▶ **TASKS**:
- A) From the article on the Indonesian population boom, extract the text starting with "Wednesday, June 29, 2011" and going on through "its competitiveness remarkably.".
- B) According to the article on the Indonesian population boom, how many Indonesians join the middle income group each year by the World Bank's estimate?
- C) Proceed with the article on the Indonesian population boom, picking up after its final sentence.

▶ **PASSAGE SHOWN**:
**********

Wednesday, June 29, 2011
The myth of the Indonesian population boom
In the Global Competitiveness Report recently released by the World Economic Forum, Indonesian competitiveness has made a significant improvement. According to the report, Indonesia ranks 44th among 139 countries, leaping by 10 places since 2005, the strongest progress among G20 member countries.
The report states that “Indonesia now compares favorably with the BRICS, with the notable exception of China (27th). Indonesia precedes India (51st), South Africa (54th), Brazil (59th) and Russia (63rd)”.
A common indicator among the BRICS is their large population, and the report cites that among other indicators of social and economic improvement, Indonesia’s huge population and its growing middle class have helped improve its competitiveness remarkably.
The World Bank estimates that every year 7 million Indonesians join the middle income group.
The BRICS, along with much of the rest of the world, have seen a rapid expansion in population over the past half century.
More than 3 billion people currently reside in the BRIC nations, more than double the number in 1960, accounting for approximately 45 percent of the world’s total population.

**********

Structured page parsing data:
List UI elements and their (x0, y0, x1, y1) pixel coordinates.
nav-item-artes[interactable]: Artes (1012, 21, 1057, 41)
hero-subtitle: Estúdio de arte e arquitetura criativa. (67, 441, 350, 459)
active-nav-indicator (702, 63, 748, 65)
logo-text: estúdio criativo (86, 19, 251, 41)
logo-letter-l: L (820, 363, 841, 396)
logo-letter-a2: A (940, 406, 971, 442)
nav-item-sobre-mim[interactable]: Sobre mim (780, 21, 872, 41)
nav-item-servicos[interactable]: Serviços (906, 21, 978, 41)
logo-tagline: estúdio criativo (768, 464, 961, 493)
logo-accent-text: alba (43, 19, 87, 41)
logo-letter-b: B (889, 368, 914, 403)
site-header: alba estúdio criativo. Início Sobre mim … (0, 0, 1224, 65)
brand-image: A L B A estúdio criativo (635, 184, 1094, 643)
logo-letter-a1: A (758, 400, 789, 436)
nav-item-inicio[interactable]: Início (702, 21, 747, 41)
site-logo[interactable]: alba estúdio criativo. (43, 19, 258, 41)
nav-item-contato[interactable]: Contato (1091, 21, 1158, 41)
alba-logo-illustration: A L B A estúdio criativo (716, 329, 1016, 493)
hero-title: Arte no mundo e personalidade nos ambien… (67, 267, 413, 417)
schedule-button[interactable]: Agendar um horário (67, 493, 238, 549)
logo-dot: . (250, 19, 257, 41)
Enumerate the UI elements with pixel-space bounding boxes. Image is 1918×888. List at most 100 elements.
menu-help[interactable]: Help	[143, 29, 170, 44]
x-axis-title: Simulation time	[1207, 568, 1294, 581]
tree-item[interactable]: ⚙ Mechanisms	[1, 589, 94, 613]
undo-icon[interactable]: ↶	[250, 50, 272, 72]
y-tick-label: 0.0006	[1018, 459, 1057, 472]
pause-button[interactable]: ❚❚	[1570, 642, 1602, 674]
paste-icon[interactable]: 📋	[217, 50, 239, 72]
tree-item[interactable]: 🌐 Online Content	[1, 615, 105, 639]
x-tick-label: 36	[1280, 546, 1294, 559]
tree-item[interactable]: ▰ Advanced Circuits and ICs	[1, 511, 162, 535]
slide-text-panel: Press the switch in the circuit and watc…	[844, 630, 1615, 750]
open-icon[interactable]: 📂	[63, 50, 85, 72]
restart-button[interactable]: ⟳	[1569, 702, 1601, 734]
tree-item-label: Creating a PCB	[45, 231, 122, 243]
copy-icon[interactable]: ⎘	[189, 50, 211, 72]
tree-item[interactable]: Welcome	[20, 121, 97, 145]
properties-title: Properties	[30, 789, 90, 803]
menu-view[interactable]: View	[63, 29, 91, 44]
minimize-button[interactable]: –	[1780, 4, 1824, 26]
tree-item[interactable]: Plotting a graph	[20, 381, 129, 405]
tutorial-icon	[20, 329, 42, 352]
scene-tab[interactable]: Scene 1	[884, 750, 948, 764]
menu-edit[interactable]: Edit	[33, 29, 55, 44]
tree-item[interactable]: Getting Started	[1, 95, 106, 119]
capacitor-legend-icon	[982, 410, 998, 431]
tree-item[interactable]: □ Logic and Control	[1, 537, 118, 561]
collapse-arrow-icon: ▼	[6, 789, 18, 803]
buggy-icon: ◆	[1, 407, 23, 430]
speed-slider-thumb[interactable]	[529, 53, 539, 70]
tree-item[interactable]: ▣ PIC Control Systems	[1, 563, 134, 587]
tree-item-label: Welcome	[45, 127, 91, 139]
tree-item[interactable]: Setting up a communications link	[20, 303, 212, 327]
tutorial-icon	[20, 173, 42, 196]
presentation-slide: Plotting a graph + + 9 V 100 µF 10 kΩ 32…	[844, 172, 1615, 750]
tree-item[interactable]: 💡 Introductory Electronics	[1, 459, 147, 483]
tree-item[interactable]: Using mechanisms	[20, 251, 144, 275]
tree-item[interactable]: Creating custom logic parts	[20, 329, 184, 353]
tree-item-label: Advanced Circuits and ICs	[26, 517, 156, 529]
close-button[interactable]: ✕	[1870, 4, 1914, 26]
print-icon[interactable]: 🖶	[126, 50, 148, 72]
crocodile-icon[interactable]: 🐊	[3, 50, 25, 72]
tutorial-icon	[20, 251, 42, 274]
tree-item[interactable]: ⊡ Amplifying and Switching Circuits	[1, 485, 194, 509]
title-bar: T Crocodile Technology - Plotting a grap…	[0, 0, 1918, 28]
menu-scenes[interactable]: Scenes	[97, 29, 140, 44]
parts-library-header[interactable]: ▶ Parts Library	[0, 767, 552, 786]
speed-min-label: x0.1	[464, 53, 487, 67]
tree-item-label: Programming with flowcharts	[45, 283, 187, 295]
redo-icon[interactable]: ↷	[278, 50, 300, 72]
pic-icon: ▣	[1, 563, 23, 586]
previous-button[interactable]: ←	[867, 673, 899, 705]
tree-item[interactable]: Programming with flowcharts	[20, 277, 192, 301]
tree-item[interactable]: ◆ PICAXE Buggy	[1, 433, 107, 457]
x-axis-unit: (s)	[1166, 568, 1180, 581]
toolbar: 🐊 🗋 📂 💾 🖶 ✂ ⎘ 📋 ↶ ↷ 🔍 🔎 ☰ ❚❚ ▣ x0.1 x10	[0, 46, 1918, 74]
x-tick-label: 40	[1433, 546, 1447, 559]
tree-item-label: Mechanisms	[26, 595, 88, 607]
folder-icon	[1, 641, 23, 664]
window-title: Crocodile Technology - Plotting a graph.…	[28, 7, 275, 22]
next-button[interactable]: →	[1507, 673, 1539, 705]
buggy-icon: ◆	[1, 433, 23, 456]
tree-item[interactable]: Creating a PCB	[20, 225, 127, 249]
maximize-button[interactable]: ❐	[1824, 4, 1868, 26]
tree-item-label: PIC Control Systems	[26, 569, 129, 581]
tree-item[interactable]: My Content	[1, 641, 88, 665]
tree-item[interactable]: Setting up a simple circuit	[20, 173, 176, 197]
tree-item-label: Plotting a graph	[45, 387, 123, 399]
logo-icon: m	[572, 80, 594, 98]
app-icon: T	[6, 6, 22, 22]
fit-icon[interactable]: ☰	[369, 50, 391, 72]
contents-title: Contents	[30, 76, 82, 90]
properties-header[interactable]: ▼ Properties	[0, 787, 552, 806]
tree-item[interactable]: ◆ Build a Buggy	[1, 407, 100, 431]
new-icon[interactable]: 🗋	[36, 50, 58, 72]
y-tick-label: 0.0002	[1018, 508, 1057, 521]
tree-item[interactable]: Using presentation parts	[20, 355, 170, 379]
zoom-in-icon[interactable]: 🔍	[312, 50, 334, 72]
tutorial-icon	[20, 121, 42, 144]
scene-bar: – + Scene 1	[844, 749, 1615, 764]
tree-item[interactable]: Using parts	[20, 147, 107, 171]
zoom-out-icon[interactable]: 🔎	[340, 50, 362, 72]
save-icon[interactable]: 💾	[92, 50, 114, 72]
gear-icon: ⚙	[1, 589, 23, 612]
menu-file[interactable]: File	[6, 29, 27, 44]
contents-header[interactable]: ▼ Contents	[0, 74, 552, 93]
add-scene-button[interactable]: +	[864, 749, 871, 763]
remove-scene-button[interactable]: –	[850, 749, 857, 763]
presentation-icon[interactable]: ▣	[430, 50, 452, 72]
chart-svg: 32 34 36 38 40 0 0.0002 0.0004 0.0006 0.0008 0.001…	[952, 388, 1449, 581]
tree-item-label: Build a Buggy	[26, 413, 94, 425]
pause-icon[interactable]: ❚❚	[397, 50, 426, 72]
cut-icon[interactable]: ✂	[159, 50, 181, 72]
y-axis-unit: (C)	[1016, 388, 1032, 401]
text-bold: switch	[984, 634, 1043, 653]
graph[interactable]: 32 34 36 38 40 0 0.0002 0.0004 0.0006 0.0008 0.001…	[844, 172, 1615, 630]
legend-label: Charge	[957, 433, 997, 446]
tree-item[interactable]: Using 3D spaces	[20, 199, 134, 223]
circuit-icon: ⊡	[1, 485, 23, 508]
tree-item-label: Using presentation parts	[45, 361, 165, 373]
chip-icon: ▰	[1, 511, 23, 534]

**********

▶ **SOLVED TASKS**:
- A)
Wednesday, June 29, 2011
The myth of the Indonesian population boom
In the Global Competitiveness Report recently released by the World Economic Forum, Indonesian competitiveness has made a significant improvement. According to the report, Indonesia ranks 44th among 139 countries, leaping by 10 places since 2005, the strongest progress among G20 member countries.
The report states that “Indonesia now compares favorably with the BRICS, with the notable exception of China (27th). Indonesia precedes India (51st), South Africa (54th), Brazil (59th) and Russia (63rd)”.
A common indicator among the BRICS is their large population, and the report cites that among other indicators of social and economic improvement, Indonesia’s huge population and its growing middle class have helped improve its competitiveness remarkably.

- B) 7 million

- C)
However, BRICs’ aggregate population growth is set to slow in the years ahead, according to the most recent revision of the UN population projections. These long-range projections provide a good directional sense of future population trends.
Over the next 50 years, only India’s population will continue to expand, nearing 1.7 billion people by 2060.
Brazil’s population is expected to remain stable in the next 25-35 years, while China’s population will start to decline within the next two decades. Russia’s population has been shrinking, from 148.5 million in 1995 to 143 million today.
While there is no mention at all in the report on the challenge for Indonesia to address its growing population, some sectors in government and the community believe a high population growth will endanger Indonesia’s future economic performance.
Indonesia’s population during the period from 2000 to 2010 grew at least 3.5 million births per year and in the next five years will exceed 250 million people.
Many have quickly put the blame on the poor and low-income groups with large families as the culprit for the uncontrolled population growth, which in turn results in an increase in poverty and triggers various social, economic, security, ecological and public health problems.
Responses in the media to the birth of so many babies every year in this country have been awesome; it has the pitch of fear, the modality of warning and the timbre of impending doomsday.
They have certainly stirred many minds and steered such minds to “obvious” conclusions: the pills, the condoms and the birth control.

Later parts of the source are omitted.